Tally how many lines of these entries hold the string "Заречный". Return the number alone.

### Records to use:
__________
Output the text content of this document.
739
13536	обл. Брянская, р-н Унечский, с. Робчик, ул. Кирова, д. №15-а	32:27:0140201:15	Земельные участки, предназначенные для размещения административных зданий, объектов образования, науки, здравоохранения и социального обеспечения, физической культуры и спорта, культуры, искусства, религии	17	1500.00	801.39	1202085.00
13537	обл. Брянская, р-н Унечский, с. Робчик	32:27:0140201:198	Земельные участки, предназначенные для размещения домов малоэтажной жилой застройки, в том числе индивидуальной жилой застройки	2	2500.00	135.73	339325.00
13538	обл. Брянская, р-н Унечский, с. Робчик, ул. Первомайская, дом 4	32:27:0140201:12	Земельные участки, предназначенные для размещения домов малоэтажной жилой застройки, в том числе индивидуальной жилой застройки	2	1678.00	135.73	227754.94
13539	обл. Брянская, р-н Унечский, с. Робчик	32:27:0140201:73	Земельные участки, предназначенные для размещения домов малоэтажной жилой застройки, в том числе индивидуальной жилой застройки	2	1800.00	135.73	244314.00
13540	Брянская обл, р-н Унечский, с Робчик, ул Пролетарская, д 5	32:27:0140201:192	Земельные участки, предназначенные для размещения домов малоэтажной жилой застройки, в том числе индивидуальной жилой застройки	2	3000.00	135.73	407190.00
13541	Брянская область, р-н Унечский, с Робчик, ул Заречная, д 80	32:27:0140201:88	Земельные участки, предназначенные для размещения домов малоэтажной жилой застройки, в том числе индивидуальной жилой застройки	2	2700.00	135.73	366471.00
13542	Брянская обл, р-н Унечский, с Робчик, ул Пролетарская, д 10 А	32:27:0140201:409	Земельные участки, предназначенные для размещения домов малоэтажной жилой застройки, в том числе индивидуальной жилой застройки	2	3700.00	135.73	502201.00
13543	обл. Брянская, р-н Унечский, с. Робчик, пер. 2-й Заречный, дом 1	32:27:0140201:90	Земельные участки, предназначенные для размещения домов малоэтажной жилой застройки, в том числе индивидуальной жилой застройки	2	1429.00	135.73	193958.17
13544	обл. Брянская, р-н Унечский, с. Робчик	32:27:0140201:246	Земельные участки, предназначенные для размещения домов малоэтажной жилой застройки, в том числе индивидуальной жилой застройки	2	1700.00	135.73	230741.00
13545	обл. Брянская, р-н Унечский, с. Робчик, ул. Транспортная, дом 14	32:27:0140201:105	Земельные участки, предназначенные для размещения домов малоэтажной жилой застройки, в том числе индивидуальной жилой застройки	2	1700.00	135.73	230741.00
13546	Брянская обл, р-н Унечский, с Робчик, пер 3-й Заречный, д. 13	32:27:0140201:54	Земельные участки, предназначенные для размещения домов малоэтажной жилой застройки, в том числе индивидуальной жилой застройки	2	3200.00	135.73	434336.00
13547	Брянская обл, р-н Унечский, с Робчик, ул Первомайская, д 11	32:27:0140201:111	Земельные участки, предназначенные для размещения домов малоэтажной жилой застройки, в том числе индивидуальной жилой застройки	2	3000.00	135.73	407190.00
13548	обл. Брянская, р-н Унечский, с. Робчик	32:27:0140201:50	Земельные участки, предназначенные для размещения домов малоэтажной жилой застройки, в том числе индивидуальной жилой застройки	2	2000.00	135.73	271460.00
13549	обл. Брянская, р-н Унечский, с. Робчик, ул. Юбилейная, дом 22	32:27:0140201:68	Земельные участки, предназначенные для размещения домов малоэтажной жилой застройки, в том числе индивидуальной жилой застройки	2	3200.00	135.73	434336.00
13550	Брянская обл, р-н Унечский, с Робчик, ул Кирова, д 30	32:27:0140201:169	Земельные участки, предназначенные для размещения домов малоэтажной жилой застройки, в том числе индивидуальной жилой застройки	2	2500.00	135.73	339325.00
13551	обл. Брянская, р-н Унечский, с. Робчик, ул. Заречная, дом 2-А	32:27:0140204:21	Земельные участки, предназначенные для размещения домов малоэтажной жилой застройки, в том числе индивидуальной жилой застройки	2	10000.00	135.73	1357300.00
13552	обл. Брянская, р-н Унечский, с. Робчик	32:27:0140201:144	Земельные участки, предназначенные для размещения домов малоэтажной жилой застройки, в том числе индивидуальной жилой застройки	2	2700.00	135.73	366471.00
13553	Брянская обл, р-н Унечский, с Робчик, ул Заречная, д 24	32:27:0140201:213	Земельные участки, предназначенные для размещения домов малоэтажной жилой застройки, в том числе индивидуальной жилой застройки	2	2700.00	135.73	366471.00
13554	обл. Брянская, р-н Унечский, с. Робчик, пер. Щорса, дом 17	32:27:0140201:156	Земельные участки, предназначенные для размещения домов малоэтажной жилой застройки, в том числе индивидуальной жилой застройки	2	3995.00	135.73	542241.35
__________
### Solution for this problem:
2